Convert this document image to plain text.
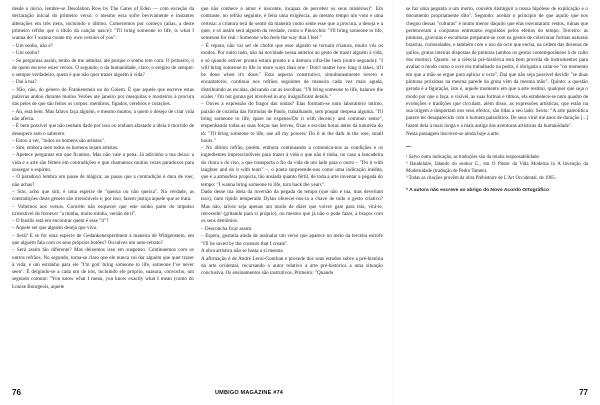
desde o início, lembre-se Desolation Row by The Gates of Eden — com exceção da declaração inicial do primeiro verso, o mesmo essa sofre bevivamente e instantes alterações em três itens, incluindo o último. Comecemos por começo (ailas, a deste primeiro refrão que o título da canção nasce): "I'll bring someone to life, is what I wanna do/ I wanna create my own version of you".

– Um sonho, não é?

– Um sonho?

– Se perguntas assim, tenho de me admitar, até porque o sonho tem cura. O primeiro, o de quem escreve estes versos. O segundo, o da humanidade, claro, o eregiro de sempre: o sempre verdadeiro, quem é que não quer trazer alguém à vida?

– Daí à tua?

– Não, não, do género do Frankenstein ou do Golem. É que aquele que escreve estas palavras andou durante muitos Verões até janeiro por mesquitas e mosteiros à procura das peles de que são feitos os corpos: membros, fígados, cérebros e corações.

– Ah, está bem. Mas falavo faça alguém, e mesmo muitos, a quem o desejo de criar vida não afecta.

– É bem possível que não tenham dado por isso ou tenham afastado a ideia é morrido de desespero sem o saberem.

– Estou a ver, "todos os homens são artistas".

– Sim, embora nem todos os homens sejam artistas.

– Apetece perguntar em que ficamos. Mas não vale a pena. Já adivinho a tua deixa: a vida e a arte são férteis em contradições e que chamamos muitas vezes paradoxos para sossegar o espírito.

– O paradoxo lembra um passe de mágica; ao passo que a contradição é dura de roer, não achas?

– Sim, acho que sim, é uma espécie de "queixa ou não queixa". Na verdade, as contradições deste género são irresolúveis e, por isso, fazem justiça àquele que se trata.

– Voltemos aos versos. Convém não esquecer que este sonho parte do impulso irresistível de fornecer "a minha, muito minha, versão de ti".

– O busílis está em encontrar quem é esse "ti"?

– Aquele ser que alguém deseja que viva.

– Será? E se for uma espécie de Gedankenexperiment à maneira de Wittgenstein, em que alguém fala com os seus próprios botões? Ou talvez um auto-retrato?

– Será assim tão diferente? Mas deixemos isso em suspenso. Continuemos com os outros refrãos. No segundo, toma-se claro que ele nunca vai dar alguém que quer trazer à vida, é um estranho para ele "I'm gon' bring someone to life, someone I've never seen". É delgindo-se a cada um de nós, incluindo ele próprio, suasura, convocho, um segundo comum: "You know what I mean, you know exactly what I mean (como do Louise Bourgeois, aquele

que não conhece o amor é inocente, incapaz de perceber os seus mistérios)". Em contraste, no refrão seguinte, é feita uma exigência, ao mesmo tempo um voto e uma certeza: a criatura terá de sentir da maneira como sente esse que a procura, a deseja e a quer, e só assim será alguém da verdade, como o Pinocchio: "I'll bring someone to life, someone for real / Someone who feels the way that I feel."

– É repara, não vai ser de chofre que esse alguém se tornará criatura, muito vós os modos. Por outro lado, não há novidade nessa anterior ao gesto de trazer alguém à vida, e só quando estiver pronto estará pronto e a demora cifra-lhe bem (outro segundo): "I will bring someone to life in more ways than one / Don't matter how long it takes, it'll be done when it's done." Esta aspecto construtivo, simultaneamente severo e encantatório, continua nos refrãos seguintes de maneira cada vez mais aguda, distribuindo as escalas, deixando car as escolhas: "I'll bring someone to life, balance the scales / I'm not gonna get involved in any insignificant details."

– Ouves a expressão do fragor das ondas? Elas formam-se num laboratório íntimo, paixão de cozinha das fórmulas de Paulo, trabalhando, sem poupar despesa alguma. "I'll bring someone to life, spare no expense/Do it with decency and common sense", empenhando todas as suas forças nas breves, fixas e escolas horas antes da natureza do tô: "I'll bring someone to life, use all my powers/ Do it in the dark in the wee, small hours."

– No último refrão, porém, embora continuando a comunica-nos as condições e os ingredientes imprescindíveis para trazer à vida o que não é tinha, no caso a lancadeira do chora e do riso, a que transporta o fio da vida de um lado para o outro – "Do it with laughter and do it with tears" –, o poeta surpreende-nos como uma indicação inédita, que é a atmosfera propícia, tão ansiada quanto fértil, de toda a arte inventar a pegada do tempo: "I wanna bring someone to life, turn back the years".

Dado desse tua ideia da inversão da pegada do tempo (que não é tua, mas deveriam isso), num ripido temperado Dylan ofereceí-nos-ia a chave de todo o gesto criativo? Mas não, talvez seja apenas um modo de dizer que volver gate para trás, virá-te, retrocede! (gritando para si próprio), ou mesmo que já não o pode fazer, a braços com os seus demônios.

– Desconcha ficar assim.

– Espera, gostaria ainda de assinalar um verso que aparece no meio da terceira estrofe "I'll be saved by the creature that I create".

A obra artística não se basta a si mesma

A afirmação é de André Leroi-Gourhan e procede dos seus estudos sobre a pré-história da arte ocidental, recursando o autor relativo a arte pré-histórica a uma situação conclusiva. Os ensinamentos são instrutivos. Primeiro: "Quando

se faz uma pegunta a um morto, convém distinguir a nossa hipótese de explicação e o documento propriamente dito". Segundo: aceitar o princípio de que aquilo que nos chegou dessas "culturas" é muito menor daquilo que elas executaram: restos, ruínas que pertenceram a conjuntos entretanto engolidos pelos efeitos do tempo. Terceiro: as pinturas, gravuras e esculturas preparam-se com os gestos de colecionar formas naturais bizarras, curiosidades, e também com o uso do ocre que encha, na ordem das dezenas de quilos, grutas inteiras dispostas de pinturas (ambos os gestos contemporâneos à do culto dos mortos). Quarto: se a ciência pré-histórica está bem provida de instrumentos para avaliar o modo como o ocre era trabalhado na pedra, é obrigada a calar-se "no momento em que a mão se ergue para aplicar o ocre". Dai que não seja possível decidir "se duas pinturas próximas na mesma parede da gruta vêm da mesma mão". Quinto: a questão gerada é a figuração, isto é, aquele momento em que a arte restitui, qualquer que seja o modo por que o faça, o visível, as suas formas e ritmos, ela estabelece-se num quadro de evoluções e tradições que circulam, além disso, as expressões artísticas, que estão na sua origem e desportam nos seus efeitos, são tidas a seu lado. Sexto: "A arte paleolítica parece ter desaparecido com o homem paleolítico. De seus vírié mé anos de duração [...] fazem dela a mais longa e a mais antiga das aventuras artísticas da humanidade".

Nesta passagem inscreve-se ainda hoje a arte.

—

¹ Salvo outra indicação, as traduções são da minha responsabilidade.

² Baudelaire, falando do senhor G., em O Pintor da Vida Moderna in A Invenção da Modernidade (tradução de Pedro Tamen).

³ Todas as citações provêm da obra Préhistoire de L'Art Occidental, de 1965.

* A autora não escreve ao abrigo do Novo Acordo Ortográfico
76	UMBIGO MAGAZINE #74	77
# # # # #
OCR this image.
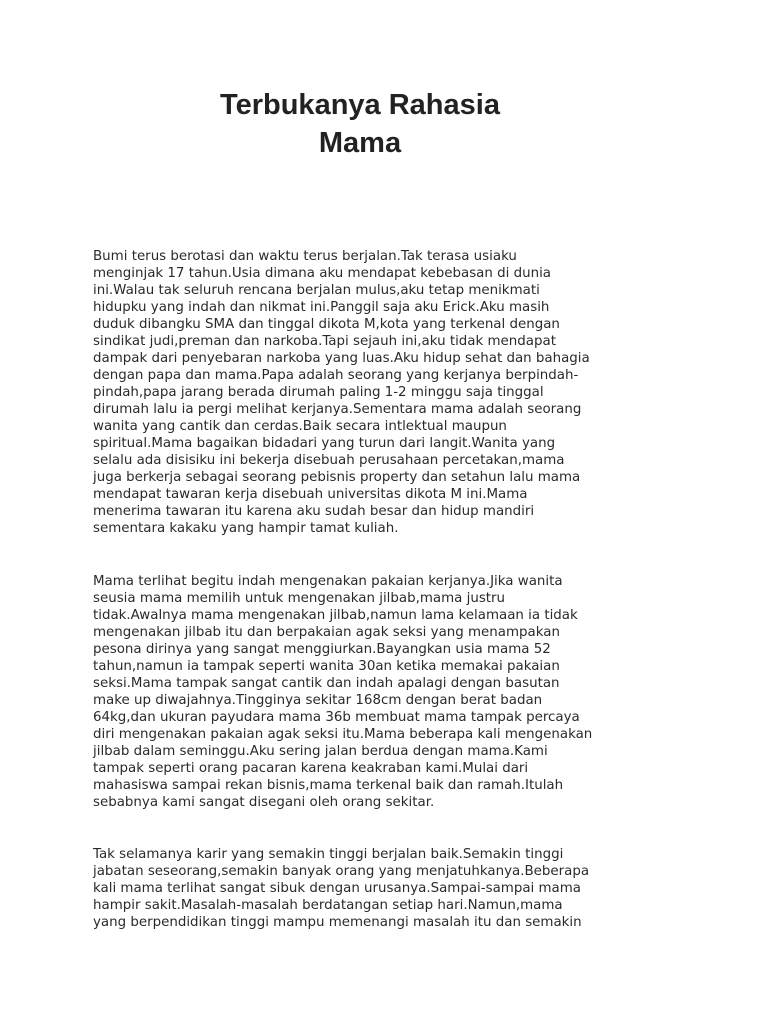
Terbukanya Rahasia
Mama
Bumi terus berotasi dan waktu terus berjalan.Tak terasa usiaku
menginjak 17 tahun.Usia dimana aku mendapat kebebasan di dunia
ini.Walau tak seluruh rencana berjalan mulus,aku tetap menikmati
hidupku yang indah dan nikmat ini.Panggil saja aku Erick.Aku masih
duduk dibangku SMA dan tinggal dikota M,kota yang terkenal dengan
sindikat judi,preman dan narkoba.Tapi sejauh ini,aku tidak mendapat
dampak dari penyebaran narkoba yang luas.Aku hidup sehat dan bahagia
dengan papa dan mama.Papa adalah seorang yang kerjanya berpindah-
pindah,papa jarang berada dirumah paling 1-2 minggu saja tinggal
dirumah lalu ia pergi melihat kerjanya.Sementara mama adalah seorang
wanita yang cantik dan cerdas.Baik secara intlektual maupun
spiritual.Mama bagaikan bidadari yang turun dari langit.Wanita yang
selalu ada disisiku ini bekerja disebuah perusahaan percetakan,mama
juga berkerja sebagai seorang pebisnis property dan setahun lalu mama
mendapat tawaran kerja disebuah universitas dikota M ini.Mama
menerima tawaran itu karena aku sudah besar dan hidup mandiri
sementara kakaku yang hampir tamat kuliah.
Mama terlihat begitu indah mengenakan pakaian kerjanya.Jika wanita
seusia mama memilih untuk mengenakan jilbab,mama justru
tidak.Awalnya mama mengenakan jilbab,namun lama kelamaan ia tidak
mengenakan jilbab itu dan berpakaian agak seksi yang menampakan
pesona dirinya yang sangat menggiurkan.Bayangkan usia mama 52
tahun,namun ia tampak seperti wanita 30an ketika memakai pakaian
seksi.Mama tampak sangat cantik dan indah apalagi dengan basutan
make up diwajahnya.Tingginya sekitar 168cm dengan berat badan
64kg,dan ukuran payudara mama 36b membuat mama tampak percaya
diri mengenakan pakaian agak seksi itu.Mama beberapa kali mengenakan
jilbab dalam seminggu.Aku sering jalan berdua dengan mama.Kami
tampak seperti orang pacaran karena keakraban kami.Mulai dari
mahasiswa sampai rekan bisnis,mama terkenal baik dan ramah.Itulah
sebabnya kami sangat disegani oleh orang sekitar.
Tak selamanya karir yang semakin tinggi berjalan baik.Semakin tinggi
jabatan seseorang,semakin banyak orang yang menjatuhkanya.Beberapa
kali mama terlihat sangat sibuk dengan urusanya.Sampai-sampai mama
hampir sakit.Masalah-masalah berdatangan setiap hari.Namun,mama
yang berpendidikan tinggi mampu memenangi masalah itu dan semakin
# # # # #
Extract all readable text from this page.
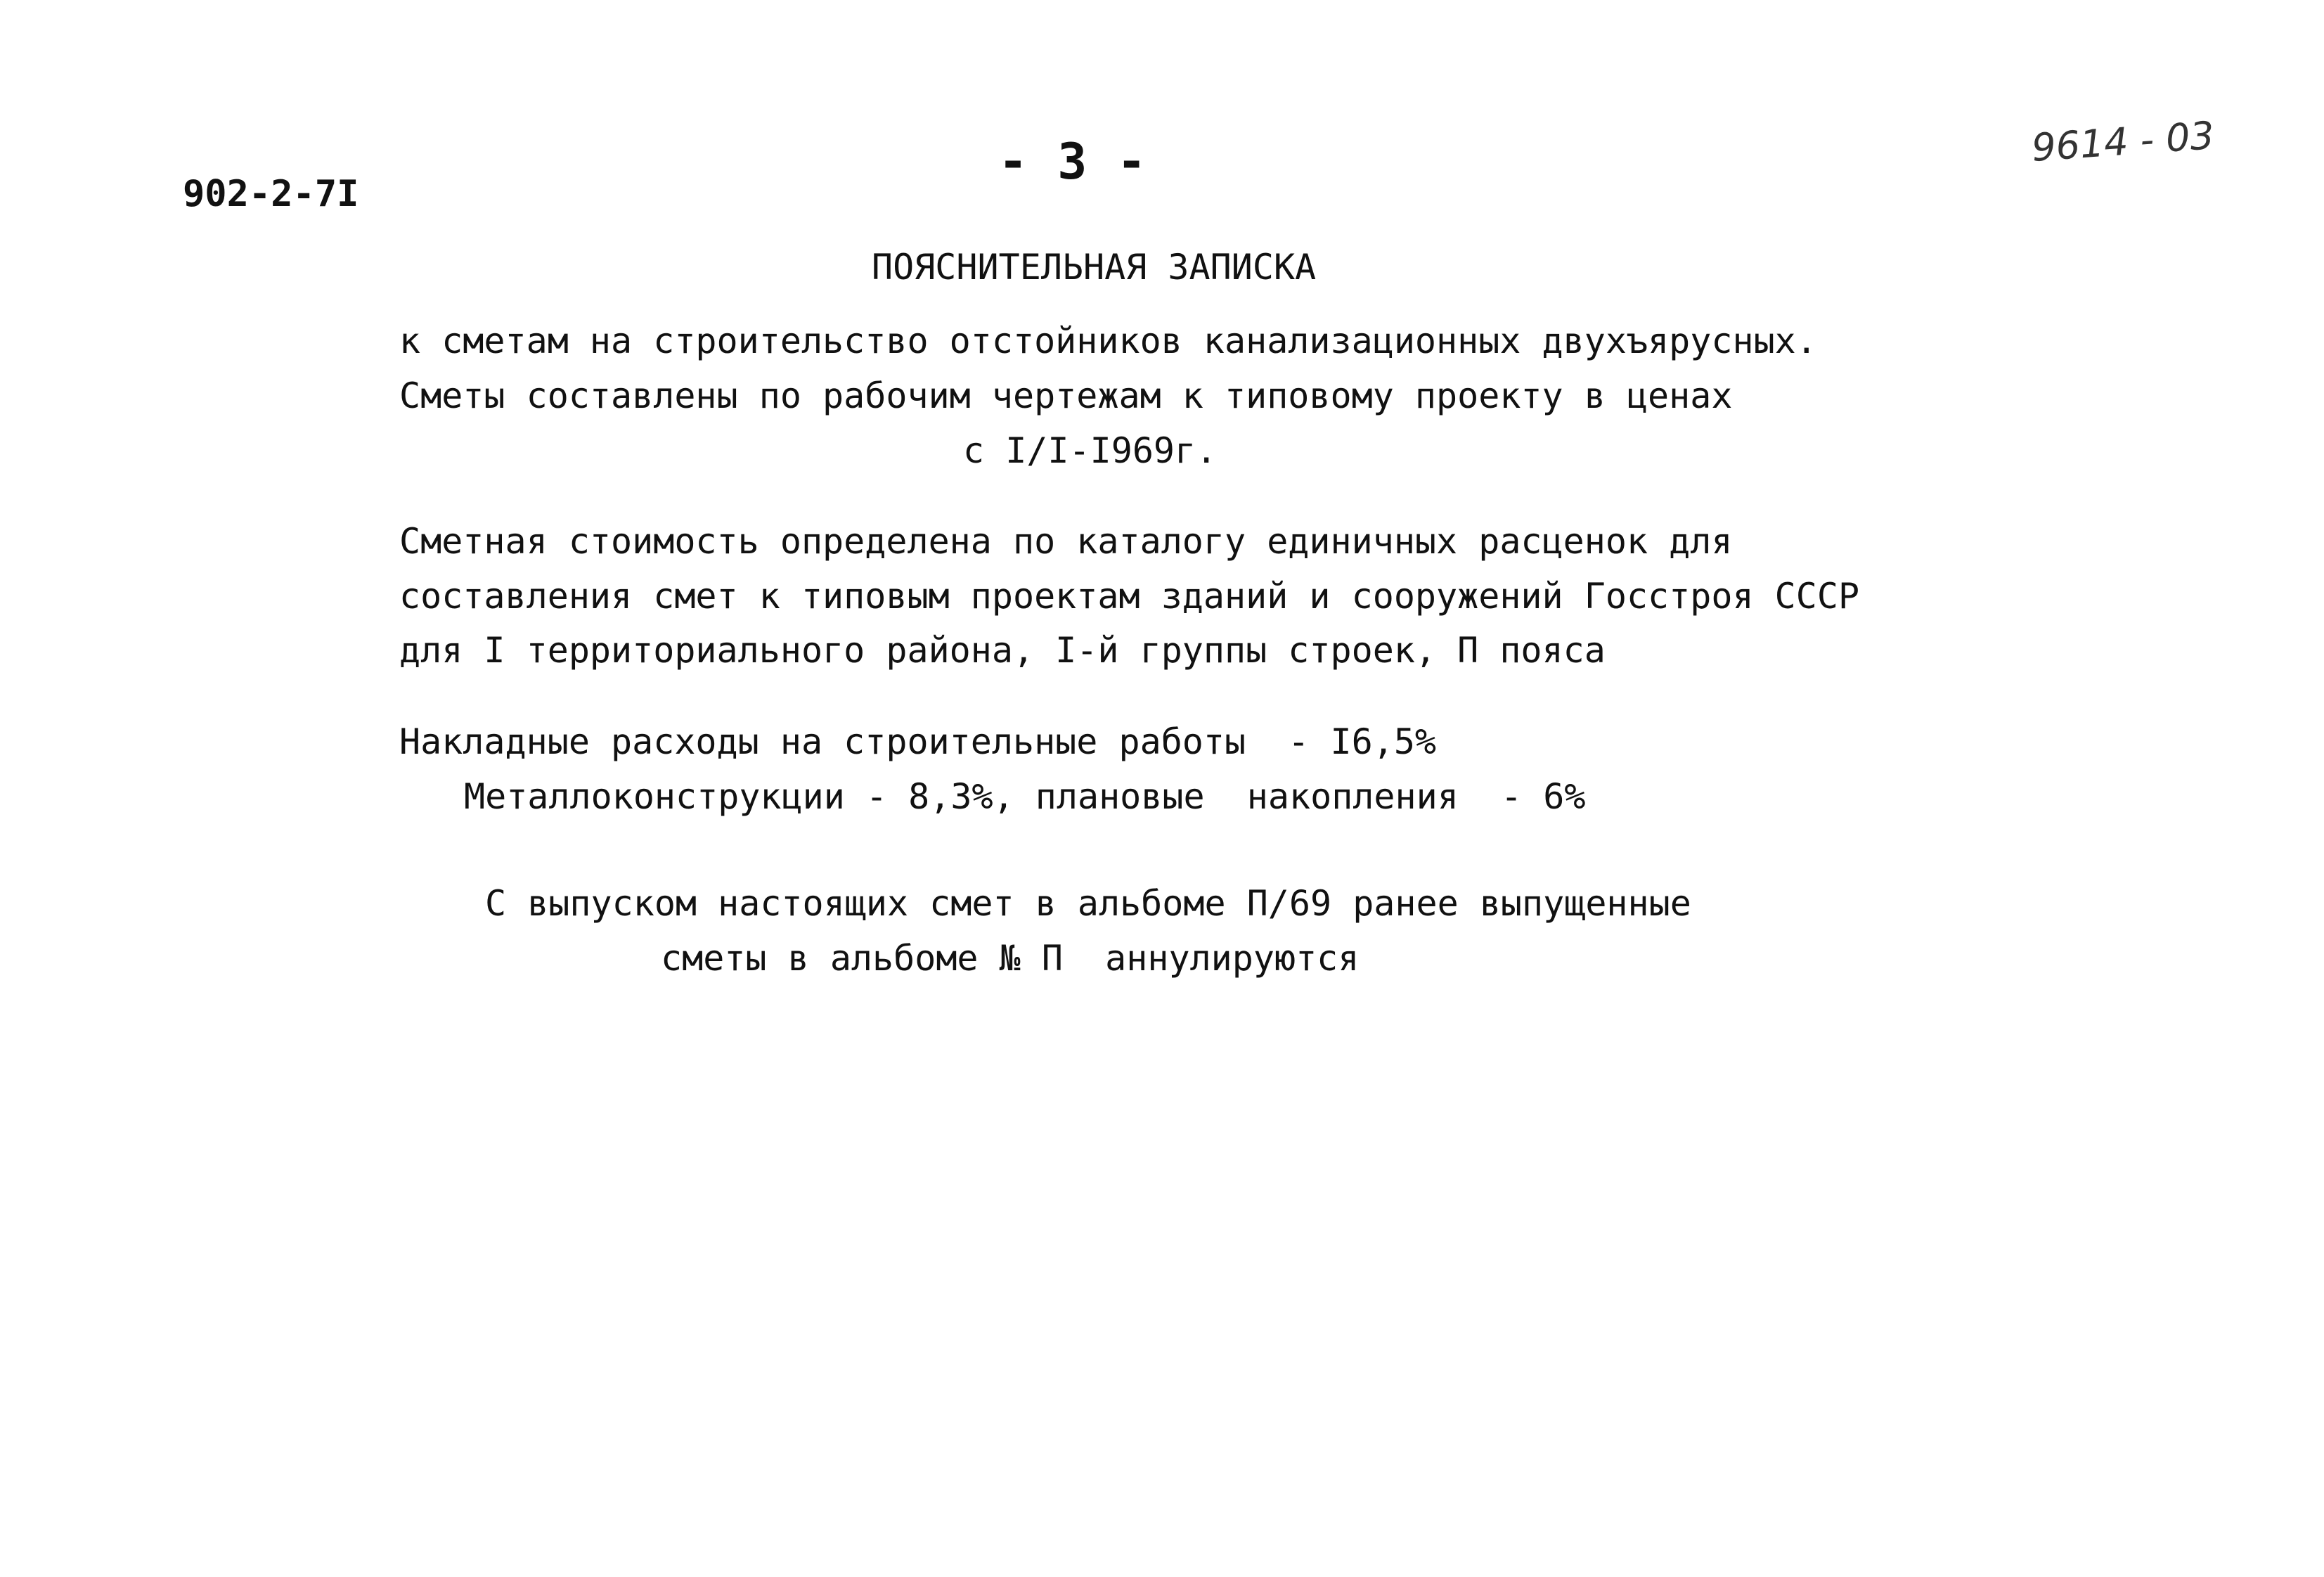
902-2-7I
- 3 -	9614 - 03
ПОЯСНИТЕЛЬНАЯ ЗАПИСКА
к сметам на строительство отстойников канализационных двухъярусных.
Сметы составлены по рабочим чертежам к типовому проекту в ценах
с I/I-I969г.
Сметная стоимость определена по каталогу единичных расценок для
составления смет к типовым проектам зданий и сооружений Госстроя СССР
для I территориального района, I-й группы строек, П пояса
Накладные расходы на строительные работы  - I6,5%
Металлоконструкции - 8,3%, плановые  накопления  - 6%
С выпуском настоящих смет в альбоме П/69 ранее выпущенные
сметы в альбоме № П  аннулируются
# # # # #
Instructions for the task:
Read the data above and count the lines that include "sonho". Answer only with the count.

Written reply:
4